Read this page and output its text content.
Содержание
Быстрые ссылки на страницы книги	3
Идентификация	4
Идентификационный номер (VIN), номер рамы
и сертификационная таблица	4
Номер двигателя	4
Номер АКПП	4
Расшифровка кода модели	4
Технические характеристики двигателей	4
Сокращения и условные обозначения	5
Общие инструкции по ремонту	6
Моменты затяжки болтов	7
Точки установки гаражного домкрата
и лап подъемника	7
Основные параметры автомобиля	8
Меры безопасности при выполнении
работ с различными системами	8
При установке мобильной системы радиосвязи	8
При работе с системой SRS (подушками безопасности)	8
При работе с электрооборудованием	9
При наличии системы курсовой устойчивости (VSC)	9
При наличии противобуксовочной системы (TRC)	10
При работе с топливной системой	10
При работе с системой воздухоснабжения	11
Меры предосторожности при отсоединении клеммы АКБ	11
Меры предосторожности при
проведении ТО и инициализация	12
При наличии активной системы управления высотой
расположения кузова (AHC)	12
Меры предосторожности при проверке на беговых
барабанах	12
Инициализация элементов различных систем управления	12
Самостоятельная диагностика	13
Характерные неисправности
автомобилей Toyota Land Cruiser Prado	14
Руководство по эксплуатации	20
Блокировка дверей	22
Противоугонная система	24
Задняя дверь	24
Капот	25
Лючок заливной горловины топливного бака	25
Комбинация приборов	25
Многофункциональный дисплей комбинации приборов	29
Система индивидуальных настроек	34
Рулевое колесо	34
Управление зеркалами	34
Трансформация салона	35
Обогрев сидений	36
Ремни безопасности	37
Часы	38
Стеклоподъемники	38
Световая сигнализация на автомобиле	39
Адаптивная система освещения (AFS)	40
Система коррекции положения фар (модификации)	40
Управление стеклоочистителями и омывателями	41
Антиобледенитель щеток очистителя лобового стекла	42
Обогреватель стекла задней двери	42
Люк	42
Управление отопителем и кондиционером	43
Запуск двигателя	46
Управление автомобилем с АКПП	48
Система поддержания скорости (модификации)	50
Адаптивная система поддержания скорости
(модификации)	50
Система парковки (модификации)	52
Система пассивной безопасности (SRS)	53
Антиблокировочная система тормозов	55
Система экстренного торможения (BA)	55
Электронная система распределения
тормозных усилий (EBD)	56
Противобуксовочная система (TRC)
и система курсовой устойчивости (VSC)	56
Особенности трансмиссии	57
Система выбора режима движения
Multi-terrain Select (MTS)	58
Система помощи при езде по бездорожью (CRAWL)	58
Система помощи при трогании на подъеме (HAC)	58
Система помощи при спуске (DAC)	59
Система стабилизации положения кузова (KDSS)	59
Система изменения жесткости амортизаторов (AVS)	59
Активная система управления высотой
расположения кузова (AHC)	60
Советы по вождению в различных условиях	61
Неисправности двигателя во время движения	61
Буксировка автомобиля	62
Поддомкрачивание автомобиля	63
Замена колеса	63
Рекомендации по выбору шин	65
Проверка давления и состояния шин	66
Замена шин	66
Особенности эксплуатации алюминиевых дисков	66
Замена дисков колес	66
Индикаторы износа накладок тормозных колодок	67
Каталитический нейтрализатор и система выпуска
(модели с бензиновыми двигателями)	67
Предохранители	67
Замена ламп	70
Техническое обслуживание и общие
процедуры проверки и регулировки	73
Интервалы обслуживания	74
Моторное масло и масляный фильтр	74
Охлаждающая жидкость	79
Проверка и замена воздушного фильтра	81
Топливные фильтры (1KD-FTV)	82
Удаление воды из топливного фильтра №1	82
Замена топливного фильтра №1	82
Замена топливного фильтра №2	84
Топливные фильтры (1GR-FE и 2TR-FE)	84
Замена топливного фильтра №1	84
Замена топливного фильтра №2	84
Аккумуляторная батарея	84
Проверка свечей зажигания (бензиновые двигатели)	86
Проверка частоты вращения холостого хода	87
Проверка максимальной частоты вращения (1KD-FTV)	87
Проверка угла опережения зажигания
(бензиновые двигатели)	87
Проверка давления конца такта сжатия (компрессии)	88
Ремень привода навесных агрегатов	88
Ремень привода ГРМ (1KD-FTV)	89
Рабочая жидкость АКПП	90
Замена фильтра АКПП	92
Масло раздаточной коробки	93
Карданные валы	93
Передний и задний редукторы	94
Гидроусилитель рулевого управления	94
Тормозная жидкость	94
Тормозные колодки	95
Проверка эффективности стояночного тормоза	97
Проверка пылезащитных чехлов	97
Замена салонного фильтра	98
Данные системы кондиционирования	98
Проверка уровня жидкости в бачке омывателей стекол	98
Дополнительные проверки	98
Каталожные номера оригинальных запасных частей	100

########################################

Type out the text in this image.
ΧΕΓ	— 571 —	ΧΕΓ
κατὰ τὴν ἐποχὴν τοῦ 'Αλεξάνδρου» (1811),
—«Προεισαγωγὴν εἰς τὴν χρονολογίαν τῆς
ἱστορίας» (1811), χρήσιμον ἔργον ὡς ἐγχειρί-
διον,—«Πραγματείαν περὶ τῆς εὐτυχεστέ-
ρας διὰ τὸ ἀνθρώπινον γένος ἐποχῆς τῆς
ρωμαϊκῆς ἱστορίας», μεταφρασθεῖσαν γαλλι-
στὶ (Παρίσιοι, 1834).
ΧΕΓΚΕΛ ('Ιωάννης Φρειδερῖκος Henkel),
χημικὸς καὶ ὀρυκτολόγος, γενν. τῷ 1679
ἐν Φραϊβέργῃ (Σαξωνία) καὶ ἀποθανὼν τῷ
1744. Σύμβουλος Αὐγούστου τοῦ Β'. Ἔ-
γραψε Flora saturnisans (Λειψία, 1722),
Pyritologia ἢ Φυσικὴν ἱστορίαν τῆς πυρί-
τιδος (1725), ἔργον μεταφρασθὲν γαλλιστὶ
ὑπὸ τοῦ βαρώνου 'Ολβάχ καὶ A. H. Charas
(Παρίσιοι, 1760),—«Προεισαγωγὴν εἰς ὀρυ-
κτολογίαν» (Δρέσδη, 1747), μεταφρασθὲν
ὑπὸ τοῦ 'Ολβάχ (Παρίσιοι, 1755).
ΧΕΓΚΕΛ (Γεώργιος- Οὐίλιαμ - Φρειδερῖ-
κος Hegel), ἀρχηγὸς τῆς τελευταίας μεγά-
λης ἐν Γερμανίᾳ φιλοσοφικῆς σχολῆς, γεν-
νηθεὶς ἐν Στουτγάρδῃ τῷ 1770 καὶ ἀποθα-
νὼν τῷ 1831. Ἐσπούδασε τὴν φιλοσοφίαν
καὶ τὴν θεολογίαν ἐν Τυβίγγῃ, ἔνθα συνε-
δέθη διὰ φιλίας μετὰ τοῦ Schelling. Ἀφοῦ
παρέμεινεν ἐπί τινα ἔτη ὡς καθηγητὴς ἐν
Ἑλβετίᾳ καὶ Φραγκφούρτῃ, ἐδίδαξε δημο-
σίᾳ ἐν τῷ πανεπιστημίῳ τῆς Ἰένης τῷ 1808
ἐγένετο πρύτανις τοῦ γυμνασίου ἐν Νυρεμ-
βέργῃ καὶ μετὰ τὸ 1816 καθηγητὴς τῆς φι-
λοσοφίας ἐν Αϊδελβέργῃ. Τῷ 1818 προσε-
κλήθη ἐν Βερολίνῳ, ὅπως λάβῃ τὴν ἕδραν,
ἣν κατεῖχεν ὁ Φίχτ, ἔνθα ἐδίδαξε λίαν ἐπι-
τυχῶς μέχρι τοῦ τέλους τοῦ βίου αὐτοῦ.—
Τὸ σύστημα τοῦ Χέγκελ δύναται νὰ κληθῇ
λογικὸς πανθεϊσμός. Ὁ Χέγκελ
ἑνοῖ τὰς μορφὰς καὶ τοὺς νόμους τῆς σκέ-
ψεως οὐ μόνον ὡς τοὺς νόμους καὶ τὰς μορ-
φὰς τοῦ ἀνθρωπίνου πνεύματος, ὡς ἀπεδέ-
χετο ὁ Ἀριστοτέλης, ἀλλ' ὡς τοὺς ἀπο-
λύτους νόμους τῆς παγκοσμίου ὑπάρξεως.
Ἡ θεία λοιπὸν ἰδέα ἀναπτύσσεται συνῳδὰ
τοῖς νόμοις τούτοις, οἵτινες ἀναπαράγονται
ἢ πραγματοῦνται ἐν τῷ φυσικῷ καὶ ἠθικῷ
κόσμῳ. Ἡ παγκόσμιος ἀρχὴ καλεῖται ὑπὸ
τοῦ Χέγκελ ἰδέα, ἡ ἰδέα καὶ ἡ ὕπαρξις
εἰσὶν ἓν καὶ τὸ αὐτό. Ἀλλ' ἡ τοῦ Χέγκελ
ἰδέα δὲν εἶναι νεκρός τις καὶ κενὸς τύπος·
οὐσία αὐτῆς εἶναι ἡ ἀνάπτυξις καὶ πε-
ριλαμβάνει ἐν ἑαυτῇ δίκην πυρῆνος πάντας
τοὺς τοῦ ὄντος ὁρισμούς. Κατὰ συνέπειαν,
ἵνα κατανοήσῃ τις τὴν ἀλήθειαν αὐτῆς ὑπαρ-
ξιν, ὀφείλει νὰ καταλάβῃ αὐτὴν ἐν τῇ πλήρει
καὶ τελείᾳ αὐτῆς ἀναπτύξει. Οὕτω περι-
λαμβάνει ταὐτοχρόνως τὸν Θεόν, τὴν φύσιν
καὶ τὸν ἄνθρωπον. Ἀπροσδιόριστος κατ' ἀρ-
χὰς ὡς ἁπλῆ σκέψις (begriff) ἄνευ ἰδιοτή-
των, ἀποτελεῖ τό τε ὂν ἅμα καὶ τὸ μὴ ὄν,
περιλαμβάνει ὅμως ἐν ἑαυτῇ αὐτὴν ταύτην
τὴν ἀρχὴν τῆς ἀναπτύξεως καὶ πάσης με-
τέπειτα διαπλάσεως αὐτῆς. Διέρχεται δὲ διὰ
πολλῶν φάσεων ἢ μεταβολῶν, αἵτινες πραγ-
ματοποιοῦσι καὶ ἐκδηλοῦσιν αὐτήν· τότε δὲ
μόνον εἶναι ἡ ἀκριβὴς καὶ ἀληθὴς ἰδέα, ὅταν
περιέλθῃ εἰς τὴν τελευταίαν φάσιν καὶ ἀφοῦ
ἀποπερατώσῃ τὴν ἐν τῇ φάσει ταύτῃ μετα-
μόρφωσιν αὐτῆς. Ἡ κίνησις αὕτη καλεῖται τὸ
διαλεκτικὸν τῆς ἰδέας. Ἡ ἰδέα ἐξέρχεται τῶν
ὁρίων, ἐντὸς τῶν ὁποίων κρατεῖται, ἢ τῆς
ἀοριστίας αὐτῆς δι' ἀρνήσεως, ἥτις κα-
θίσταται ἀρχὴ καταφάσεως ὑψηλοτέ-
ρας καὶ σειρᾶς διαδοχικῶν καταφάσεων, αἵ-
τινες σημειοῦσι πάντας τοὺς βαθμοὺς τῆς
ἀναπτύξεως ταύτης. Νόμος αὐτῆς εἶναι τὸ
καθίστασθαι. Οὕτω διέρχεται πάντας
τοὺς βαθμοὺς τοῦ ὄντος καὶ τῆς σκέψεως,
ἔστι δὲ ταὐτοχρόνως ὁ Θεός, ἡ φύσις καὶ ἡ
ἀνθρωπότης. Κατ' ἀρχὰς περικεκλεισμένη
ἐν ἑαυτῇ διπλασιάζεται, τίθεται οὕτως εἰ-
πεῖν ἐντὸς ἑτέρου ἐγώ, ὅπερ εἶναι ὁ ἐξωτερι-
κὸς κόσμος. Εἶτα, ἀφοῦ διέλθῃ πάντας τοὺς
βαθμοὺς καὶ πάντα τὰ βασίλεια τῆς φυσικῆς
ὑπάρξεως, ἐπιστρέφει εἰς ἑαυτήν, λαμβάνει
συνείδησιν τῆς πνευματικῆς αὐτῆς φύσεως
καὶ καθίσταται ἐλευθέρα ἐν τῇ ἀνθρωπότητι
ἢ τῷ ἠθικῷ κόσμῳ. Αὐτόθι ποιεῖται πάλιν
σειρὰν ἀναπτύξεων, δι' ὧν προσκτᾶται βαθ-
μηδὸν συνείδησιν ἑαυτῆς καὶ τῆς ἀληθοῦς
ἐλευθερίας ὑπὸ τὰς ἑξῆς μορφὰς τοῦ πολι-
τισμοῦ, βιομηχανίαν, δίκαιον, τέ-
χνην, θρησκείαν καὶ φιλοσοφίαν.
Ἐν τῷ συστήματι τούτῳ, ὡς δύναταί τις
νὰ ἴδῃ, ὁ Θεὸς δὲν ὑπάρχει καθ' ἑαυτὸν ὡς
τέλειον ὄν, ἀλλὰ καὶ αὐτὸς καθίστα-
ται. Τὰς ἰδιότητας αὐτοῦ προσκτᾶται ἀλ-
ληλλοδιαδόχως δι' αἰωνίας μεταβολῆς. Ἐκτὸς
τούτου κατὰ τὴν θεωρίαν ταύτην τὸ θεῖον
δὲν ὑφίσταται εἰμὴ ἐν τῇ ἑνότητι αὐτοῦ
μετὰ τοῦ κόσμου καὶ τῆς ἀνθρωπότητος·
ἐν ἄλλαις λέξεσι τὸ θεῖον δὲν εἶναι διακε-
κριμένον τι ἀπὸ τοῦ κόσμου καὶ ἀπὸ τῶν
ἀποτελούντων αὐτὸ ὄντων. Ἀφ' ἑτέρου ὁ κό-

########################################

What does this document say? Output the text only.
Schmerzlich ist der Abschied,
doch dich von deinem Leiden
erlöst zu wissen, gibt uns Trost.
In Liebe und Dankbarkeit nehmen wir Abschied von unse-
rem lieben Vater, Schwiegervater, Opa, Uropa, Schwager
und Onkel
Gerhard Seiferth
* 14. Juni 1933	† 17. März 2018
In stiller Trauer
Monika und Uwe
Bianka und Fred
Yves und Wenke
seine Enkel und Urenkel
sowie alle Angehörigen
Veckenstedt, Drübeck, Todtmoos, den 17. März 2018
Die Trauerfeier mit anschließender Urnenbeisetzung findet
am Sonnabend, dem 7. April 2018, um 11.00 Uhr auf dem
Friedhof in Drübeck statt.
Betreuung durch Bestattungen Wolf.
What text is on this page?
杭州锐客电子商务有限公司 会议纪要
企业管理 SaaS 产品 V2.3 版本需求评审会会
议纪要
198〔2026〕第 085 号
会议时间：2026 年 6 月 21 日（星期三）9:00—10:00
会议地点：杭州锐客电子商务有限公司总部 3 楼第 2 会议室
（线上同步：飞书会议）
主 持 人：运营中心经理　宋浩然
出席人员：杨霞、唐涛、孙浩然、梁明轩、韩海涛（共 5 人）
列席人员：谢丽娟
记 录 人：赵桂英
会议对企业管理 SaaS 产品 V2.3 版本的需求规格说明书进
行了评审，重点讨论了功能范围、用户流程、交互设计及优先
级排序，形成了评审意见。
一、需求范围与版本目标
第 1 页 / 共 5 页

########################################

#### [WHAT NEEDS TO BE DONE]
From the entries above, pull out each line that includes "управления".

#### [EXERCISE RESPONSE]
При наличии активной системы управления высотой
Инициализация элементов различных систем управления	12
Активная система управления высотой
Гидроусилитель рулевого управления	94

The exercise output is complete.